- Required work: Identify the lines bearing the string "color" and gather them.

- Exercise input:
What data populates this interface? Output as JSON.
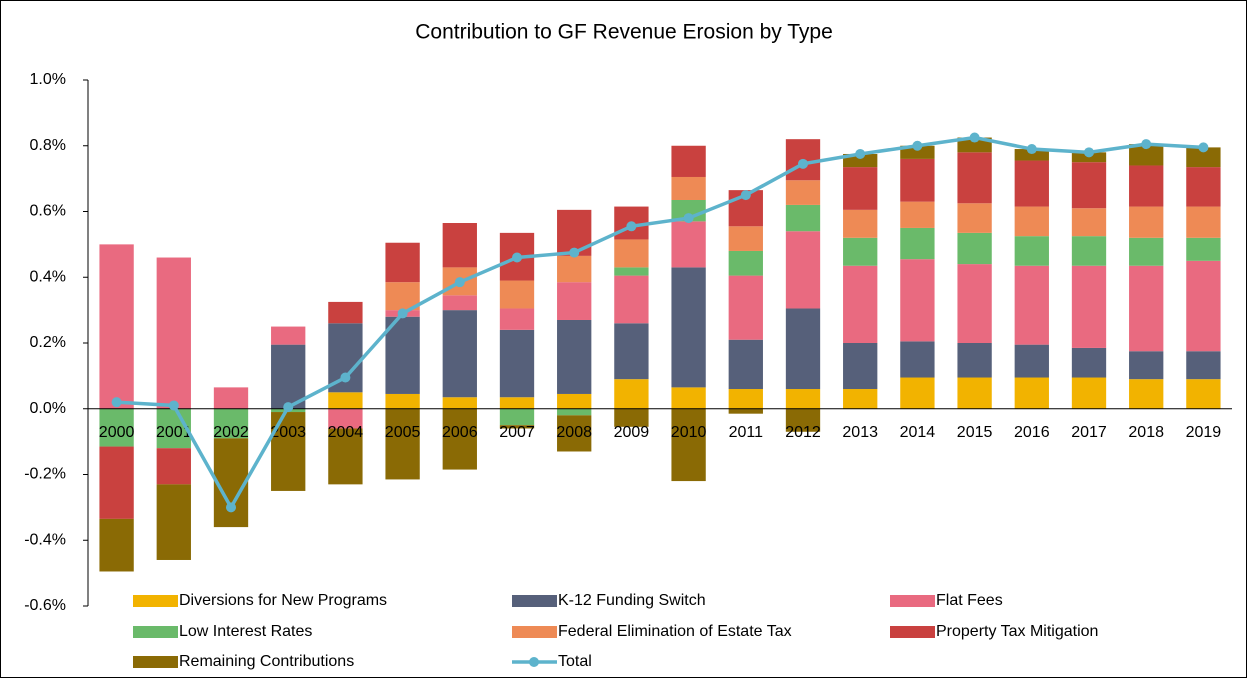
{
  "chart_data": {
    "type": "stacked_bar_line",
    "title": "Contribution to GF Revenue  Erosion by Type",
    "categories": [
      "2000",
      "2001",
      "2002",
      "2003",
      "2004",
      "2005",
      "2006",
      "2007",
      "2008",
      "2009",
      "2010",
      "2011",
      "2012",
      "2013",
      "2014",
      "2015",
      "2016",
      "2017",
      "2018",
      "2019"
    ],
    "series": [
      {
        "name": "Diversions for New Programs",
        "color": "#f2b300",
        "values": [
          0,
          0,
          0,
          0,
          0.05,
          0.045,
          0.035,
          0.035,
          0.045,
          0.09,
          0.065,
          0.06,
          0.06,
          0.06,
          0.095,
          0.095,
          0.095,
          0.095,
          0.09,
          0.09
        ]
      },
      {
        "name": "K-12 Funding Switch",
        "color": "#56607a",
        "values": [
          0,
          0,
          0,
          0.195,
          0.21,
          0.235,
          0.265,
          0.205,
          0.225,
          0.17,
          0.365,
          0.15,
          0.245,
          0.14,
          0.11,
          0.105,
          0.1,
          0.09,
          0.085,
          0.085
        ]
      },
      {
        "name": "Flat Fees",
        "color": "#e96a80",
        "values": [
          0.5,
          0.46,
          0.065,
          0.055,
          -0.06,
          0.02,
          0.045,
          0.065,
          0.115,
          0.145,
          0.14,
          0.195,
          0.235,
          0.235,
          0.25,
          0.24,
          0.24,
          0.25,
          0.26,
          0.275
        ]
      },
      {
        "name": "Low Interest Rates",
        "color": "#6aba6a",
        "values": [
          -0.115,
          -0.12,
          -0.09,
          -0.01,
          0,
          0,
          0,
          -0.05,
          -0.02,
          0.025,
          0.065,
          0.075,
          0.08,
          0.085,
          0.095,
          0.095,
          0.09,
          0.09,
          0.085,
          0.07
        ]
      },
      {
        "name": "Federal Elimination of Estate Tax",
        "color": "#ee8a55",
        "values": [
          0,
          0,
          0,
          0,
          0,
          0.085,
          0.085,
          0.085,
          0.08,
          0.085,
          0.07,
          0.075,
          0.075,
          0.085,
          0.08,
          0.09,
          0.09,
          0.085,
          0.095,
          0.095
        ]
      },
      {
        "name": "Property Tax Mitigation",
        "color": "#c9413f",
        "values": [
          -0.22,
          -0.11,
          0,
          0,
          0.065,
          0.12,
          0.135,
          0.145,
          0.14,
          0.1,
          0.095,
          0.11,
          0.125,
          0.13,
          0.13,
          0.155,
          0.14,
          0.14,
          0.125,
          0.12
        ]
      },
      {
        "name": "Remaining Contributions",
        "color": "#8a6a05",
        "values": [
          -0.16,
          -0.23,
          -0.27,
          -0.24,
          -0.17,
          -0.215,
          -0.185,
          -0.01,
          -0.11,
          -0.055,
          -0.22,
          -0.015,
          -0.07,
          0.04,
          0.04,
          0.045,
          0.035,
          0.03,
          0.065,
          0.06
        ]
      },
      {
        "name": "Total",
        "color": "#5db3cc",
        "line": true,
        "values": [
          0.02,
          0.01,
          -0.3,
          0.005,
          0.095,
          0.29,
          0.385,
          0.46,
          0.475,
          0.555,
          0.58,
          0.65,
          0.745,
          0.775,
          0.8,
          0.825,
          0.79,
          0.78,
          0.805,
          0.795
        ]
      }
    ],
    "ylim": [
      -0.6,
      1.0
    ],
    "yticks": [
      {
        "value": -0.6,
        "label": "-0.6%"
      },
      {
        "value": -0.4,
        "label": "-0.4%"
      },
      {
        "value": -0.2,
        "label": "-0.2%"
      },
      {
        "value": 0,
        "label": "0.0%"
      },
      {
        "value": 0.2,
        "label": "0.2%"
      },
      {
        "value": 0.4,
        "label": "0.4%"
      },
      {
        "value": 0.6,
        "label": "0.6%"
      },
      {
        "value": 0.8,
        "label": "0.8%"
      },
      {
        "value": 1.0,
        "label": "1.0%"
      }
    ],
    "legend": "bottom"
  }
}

- Answer to the problem:
        "color": "#f2b300",
        "color": "#56607a",
        "color": "#e96a80",
        "color": "#6aba6a",
        "color": "#ee8a55",
        "color": "#c9413f",
        "color": "#8a6a05",
        "color": "#5db3cc",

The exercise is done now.